**Required task:** Could you output each line of the data that follows exactly?

______

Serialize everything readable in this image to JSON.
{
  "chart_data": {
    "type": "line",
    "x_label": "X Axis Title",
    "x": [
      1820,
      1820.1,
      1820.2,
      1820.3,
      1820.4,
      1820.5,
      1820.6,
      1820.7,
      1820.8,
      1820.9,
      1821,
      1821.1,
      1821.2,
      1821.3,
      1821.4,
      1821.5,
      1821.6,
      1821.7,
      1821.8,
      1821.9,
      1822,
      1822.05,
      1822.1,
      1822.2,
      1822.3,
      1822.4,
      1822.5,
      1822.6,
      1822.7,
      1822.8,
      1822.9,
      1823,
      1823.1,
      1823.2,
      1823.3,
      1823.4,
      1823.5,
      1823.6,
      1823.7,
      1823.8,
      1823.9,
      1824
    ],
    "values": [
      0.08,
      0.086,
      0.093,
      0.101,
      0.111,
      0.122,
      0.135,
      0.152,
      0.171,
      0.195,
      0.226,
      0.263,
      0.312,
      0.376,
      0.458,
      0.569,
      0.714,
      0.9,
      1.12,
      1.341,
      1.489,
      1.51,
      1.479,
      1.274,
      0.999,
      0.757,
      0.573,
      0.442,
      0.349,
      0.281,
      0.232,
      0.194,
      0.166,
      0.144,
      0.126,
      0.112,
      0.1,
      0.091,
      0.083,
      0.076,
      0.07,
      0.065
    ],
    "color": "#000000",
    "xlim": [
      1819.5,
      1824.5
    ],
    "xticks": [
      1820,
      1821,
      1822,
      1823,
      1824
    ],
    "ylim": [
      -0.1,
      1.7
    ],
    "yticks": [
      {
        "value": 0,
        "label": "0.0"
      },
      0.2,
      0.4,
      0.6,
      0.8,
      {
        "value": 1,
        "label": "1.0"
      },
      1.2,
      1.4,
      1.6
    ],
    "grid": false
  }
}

______

**Solution to this task:**
Serialize everything readable in this image to JSON.
{
  "chart_data": {
    "type": "line",
    "x_label": "X Axis Title",
    "x": [
      1820,
      1820.1,
      1820.2,
      1820.3,
      1820.4,
      1820.5,
      1820.6,
      1820.7,
      1820.8,
      1820.9,
      1821,
      1821.1,
      1821.2,
      1821.3,
      1821.4,
      1821.5,
      1821.6,
      1821.7,
      1821.8,
      1821.9,
      1822,
      1822.05,
      1822.1,
      1822.2,
      1822.3,
      1822.4,
      1822.5,
      1822.6,
      1822.7,
      1822.8,
      1822.9,
      1823,
      1823.1,
      1823.2,
      1823.3,
      1823.4,
      1823.5,
      1823.6,
      1823.7,
      1823.8,
      1823.9,
      1824
    ],
    "values": [
      0.08,
      0.086,
      0.093,
      0.101,
      0.111,
      0.122,
      0.135,
      0.152,
      0.171,
      0.195,
      0.226,
      0.263,
      0.312,
      0.376,
      0.458,
      0.569,
      0.714,
      0.9,
      1.12,
      1.341,
      1.489,
      1.51,
      1.479,
      1.274,
      0.999,
      0.757,
      0.573,
      0.442,
      0.349,
      0.281,
      0.232,
      0.194,
      0.166,
      0.144,
      0.126,
      0.112,
      0.1,
      0.091,
      0.083,
      0.076,
      0.07,
      0.065
    ],
    "color": "#000000",
    "xlim": [
      1819.5,
      1824.5
    ],
    "xticks": [
      1820,
      1821,
      1822,
      1823,
      1824
    ],
    "ylim": [
      -0.1,
      1.7
    ],
    "yticks": [
      {
        "value": 0,
        "label": "0.0"
      },
      0.2,
      0.4,
      0.6,
      0.8,
      {
        "value": 1,
        "label": "1.0"
      },
      1.2,
      1.4,
      1.6
    ],
    "grid": false
  }
}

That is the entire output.